# Excerpted data

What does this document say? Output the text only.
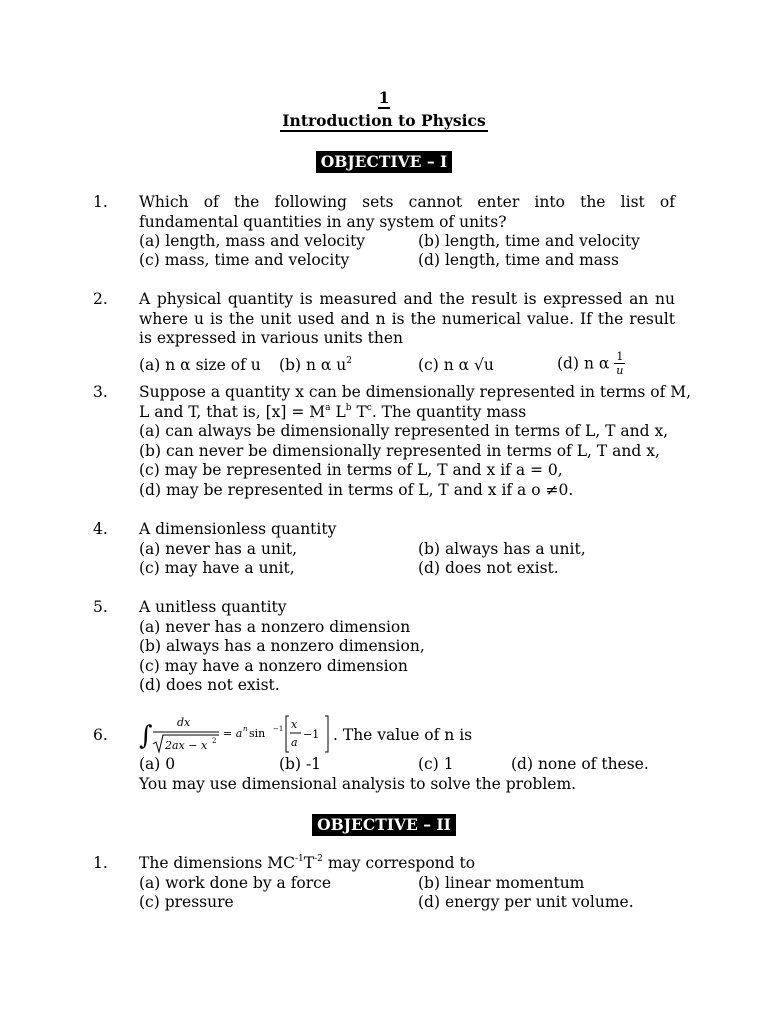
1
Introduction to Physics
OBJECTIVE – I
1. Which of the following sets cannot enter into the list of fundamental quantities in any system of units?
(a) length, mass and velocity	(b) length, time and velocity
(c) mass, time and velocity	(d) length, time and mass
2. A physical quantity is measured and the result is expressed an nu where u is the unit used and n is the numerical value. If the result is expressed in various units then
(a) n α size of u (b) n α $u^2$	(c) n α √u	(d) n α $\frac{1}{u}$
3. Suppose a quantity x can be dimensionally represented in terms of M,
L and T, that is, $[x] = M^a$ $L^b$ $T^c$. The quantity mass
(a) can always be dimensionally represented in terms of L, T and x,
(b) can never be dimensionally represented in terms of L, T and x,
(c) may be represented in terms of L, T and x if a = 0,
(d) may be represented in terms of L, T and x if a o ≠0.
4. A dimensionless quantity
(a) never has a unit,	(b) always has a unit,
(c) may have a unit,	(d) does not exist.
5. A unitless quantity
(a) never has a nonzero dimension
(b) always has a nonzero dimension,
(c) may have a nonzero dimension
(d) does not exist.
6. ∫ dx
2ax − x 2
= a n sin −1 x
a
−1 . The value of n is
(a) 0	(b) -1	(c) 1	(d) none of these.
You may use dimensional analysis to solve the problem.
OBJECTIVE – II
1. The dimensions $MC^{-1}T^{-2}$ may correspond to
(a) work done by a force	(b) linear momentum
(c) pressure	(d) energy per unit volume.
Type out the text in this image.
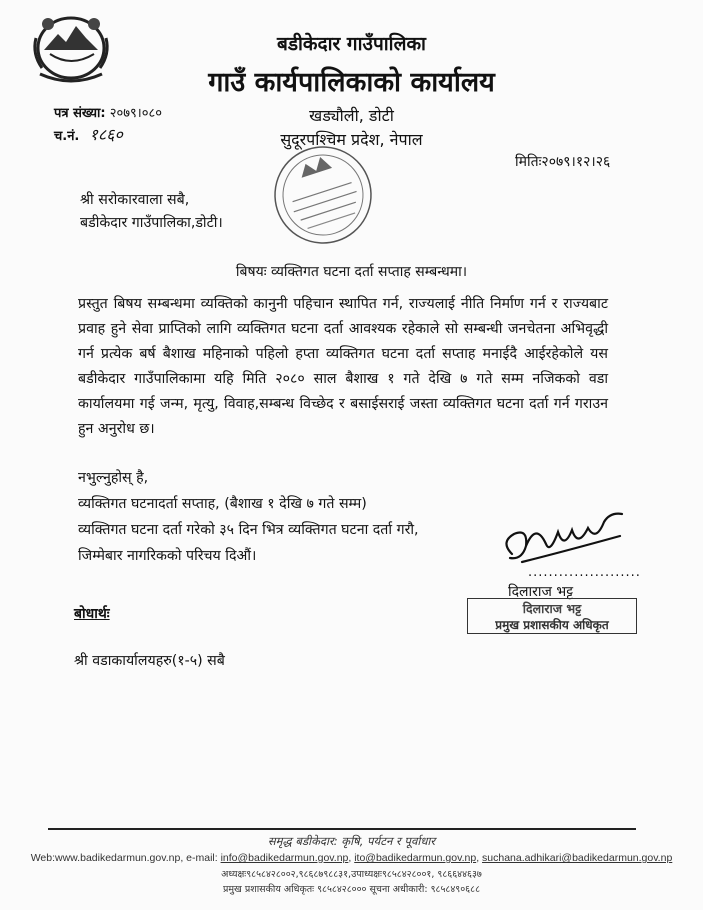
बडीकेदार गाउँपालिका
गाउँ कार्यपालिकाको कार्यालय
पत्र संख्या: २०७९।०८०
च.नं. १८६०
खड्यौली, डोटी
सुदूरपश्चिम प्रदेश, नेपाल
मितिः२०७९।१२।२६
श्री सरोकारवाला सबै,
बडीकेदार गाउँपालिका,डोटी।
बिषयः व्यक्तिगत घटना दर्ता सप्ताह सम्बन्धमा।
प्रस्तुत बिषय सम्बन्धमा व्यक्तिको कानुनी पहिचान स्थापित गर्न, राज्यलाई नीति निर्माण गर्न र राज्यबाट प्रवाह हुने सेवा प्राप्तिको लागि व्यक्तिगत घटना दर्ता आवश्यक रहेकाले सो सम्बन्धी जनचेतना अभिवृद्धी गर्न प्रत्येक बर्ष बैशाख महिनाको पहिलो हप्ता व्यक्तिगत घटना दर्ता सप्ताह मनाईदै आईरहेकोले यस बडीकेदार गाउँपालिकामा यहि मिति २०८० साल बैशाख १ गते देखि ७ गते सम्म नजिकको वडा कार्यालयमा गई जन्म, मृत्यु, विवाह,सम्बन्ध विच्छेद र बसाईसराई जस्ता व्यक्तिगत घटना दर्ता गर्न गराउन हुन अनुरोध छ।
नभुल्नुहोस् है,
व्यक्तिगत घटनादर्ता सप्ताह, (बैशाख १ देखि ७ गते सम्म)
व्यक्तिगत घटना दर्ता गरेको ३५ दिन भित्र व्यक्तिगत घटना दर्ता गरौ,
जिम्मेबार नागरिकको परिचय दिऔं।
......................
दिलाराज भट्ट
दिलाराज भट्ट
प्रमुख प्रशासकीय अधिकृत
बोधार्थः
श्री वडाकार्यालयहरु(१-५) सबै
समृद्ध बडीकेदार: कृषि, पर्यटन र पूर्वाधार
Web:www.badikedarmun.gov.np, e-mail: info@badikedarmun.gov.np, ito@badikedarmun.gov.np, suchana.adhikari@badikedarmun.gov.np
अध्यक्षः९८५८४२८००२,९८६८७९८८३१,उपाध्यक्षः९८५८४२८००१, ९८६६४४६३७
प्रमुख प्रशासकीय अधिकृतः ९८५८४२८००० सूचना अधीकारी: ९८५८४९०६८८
--
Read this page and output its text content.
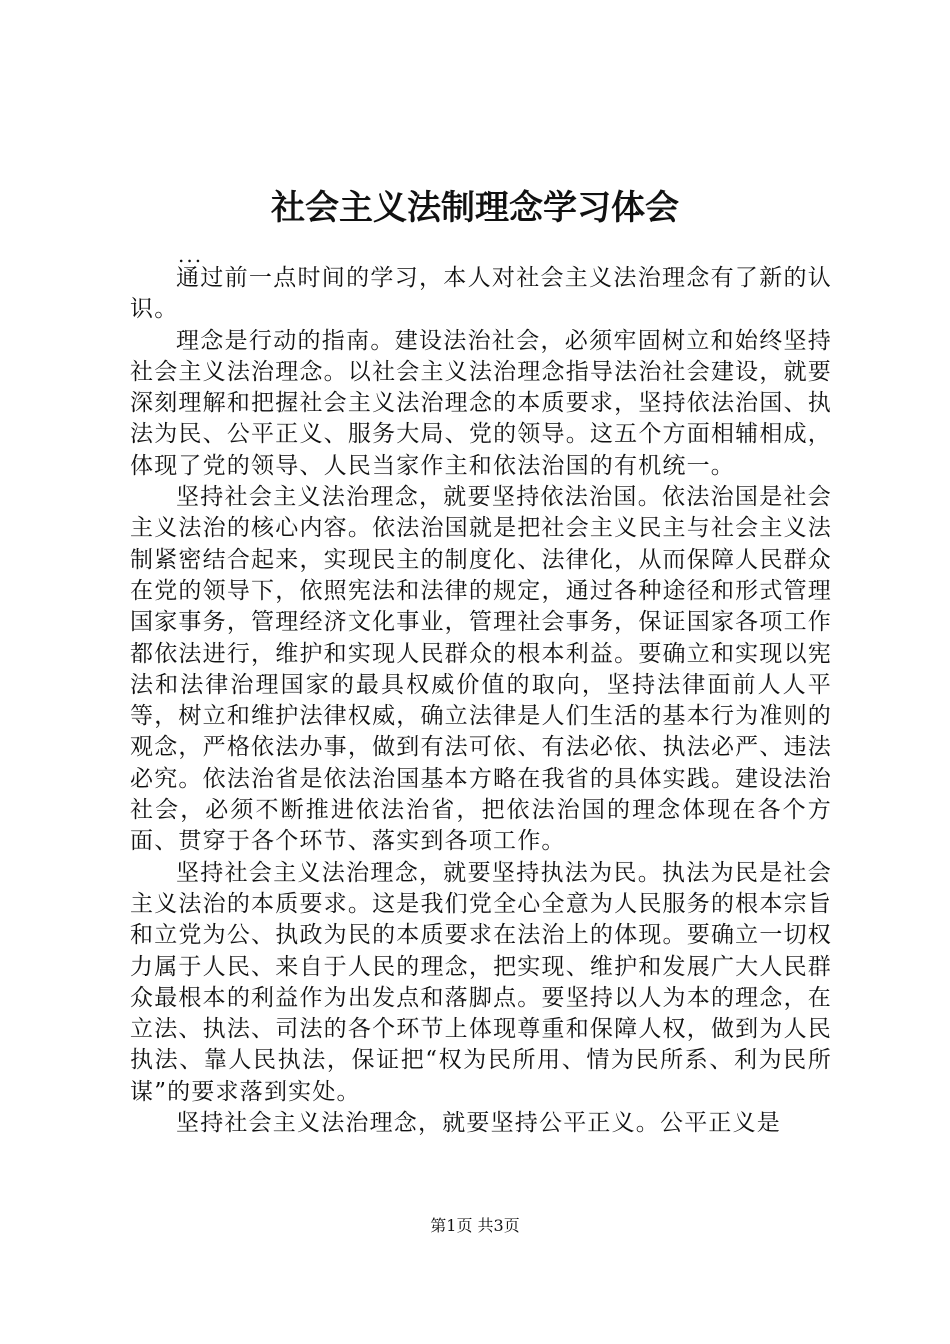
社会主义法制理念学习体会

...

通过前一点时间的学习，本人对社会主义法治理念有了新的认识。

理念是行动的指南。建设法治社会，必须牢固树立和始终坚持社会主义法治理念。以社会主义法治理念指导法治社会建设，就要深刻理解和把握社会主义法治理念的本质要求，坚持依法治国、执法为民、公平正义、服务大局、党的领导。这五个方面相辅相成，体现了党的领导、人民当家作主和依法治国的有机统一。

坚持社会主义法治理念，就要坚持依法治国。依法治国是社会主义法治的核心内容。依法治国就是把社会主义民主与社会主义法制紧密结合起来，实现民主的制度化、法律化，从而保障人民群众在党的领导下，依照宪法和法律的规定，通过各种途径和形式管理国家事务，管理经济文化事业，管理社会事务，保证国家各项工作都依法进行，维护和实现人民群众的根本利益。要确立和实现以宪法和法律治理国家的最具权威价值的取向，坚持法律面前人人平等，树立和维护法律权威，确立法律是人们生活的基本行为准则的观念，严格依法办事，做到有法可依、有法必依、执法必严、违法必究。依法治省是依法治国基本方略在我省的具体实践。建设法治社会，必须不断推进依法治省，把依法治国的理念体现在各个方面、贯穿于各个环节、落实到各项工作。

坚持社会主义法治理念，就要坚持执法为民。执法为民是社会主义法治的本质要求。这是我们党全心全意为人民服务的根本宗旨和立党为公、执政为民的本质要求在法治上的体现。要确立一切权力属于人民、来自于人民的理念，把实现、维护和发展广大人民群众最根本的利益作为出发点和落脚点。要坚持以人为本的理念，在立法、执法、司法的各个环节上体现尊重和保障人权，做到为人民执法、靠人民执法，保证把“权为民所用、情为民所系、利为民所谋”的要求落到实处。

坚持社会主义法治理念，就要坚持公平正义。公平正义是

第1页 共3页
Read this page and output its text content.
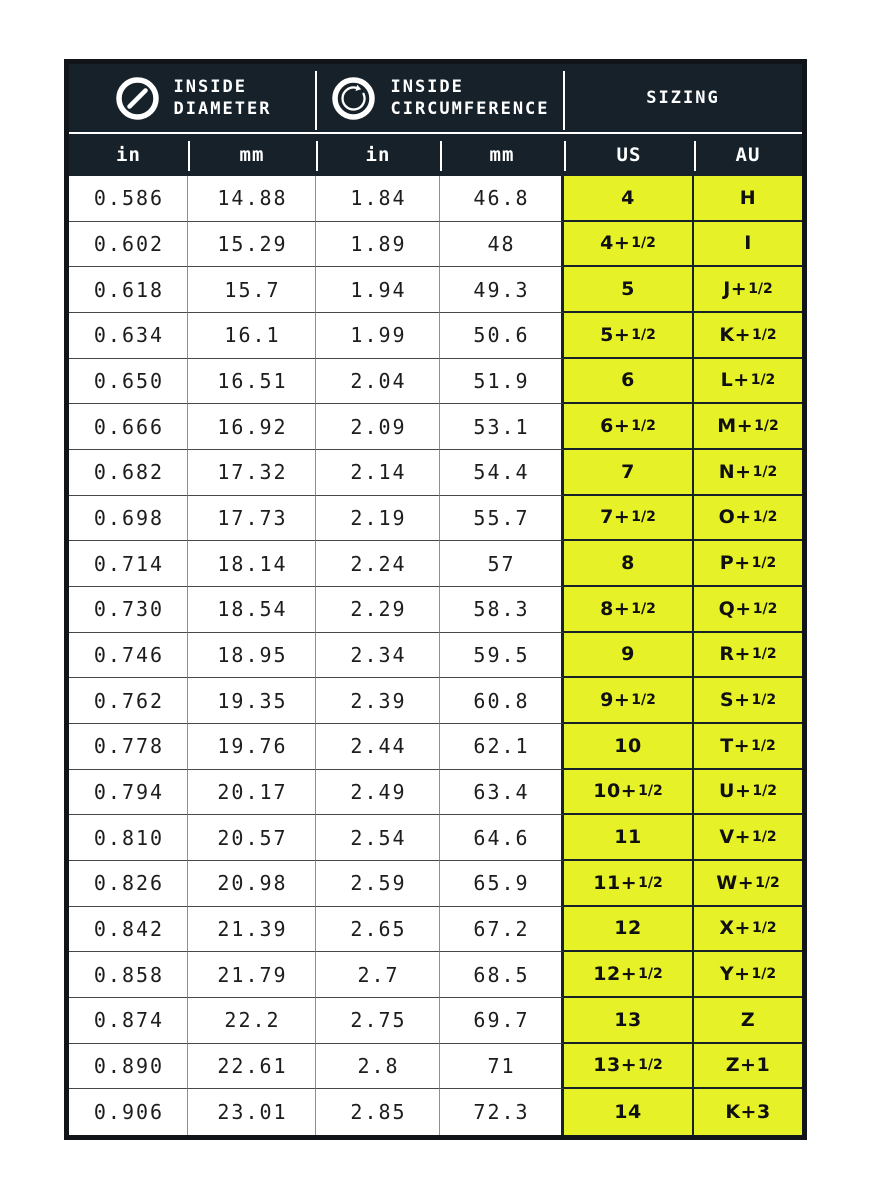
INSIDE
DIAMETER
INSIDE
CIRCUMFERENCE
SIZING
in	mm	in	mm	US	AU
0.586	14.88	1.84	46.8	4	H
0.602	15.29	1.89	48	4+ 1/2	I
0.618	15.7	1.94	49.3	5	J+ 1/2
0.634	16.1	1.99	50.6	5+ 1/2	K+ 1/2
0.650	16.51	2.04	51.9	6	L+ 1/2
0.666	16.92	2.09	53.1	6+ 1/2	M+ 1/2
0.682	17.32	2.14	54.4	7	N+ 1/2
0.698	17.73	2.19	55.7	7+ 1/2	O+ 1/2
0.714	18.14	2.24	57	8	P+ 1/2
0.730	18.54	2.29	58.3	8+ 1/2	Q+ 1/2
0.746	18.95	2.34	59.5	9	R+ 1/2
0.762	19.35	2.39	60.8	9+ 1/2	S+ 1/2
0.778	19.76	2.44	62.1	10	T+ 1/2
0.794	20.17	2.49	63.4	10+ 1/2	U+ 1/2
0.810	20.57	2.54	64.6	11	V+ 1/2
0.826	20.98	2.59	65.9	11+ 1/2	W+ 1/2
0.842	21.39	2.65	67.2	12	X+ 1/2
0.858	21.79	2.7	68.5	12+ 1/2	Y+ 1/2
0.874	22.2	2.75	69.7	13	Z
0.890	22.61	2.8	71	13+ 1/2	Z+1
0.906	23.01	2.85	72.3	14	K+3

# Written problem
Scan the material for lines with the word "represented", and copy each line you find.

# Finished task
3. Suppose a quantity x can be dimensionally represented in terms of M,
(a) can always be dimensionally represented in terms of L, T and x,
(b) can never be dimensionally represented in terms of L, T and x,
(c) may be represented in terms of L, T and x if a = 0,
(d) may be represented in terms of L, T and x if a o ≠0.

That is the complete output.